• Requirements: Every line below should be copied exactly; drop the pictures.
————
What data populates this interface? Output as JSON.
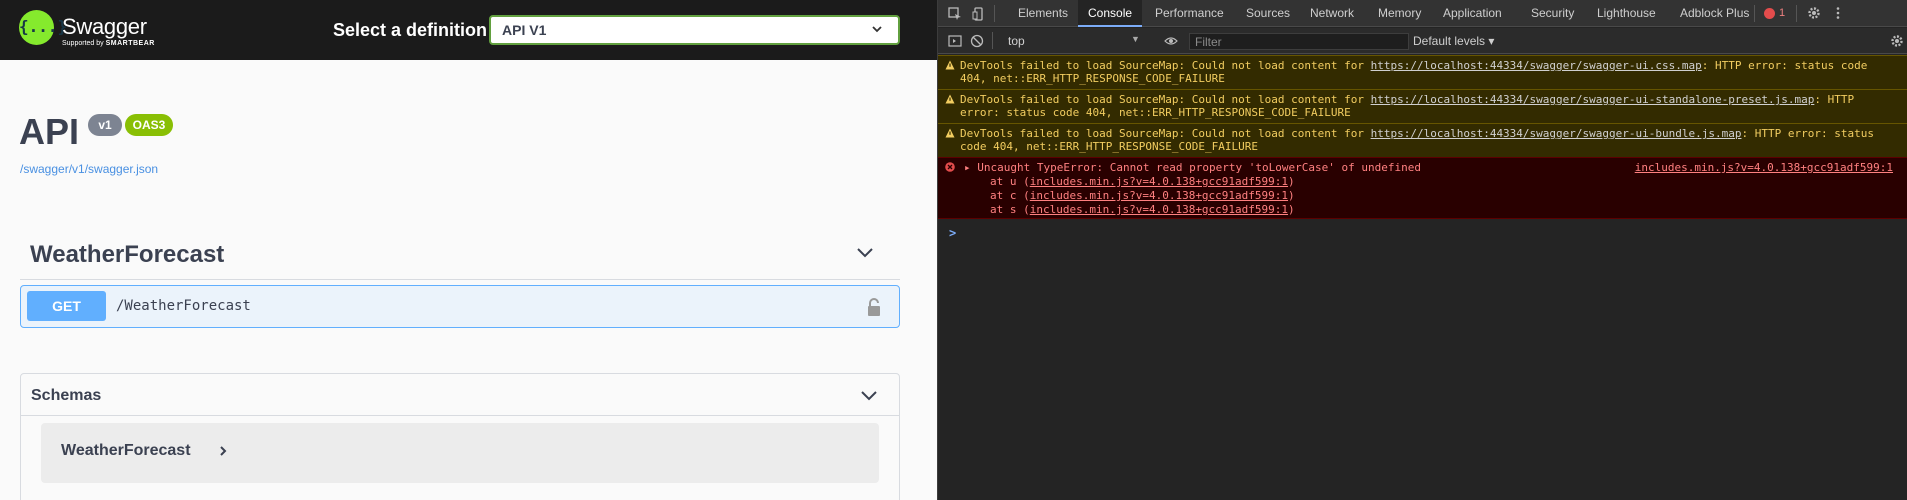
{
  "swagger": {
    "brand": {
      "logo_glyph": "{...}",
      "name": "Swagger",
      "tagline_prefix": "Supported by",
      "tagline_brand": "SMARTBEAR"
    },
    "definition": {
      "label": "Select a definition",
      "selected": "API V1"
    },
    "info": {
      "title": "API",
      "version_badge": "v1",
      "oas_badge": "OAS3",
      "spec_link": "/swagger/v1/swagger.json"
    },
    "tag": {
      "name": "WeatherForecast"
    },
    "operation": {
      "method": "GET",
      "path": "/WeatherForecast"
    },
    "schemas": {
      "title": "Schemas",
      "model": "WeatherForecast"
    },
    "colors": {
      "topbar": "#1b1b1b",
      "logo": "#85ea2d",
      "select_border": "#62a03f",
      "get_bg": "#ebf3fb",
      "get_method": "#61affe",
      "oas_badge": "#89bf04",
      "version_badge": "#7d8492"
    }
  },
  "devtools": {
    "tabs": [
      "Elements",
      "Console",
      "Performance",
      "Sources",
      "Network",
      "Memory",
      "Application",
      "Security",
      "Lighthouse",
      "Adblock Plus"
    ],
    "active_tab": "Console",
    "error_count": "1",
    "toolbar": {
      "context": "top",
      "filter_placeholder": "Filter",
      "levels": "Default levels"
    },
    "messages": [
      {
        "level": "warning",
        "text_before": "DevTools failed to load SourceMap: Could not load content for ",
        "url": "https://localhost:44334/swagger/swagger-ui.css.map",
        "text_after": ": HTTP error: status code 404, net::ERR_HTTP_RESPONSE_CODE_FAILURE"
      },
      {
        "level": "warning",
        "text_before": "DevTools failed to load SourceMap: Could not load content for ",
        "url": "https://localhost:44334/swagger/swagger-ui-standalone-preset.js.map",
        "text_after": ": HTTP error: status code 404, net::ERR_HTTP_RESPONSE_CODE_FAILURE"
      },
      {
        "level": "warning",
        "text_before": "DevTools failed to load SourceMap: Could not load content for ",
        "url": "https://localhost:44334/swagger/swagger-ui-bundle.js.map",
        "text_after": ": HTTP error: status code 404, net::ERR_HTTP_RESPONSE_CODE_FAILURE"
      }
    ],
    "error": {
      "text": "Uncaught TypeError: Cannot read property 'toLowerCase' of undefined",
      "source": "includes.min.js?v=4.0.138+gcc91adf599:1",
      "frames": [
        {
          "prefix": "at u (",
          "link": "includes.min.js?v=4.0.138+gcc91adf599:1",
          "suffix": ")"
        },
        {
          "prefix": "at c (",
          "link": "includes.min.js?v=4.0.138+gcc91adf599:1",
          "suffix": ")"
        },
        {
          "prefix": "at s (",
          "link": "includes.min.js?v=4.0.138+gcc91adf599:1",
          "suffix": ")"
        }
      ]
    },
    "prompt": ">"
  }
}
————
• Result for this exercise:
What data populates this interface? Output as JSON.
{
  "swagger": {
    "brand": {
      "logo_glyph": "{...}",
      "name": "Swagger",
      "tagline_prefix": "Supported by",
      "tagline_brand": "SMARTBEAR"
    },
    "definition": {
      "label": "Select a definition",
      "selected": "API V1"
    },
    "info": {
      "title": "API",
      "version_badge": "v1",
      "oas_badge": "OAS3",
      "spec_link": "/swagger/v1/swagger.json"
    },
    "tag": {
      "name": "WeatherForecast"
    },
    "operation": {
      "method": "GET",
      "path": "/WeatherForecast"
    },
    "schemas": {
      "title": "Schemas",
      "model": "WeatherForecast"
    },
    "colors": {
      "topbar": "#1b1b1b",
      "logo": "#85ea2d",
      "select_border": "#62a03f",
      "get_bg": "#ebf3fb",
      "get_method": "#61affe",
      "oas_badge": "#89bf04",
      "version_badge": "#7d8492"
    }
  },
  "devtools": {
    "tabs": [
      "Elements",
      "Console",
      "Performance",
      "Sources",
      "Network",
      "Memory",
      "Application",
      "Security",
      "Lighthouse",
      "Adblock Plus"
    ],
    "active_tab": "Console",
    "error_count": "1",
    "toolbar": {
      "context": "top",
      "filter_placeholder": "Filter",
      "levels": "Default levels"
    },
    "messages": [
      {
        "level": "warning",
        "text_before": "DevTools failed to load SourceMap: Could not load content for ",
        "url": "https://localhost:44334/swagger/swagger-ui.css.map",
        "text_after": ": HTTP error: status code 404, net::ERR_HTTP_RESPONSE_CODE_FAILURE"
      },
      {
        "level": "warning",
        "text_before": "DevTools failed to load SourceMap: Could not load content for ",
        "url": "https://localhost:44334/swagger/swagger-ui-standalone-preset.js.map",
        "text_after": ": HTTP error: status code 404, net::ERR_HTTP_RESPONSE_CODE_FAILURE"
      },
      {
        "level": "warning",
        "text_before": "DevTools failed to load SourceMap: Could not load content for ",
        "url": "https://localhost:44334/swagger/swagger-ui-bundle.js.map",
        "text_after": ": HTTP error: status code 404, net::ERR_HTTP_RESPONSE_CODE_FAILURE"
      }
    ],
    "error": {
      "text": "Uncaught TypeError: Cannot read property 'toLowerCase' of undefined",
      "source": "includes.min.js?v=4.0.138+gcc91adf599:1",
      "frames": [
        {
          "prefix": "at u (",
          "link": "includes.min.js?v=4.0.138+gcc91adf599:1",
          "suffix": ")"
        },
        {
          "prefix": "at c (",
          "link": "includes.min.js?v=4.0.138+gcc91adf599:1",
          "suffix": ")"
        },
        {
          "prefix": "at s (",
          "link": "includes.min.js?v=4.0.138+gcc91adf599:1",
          "suffix": ")"
        }
      ]
    },
    "prompt": ">"
  }
}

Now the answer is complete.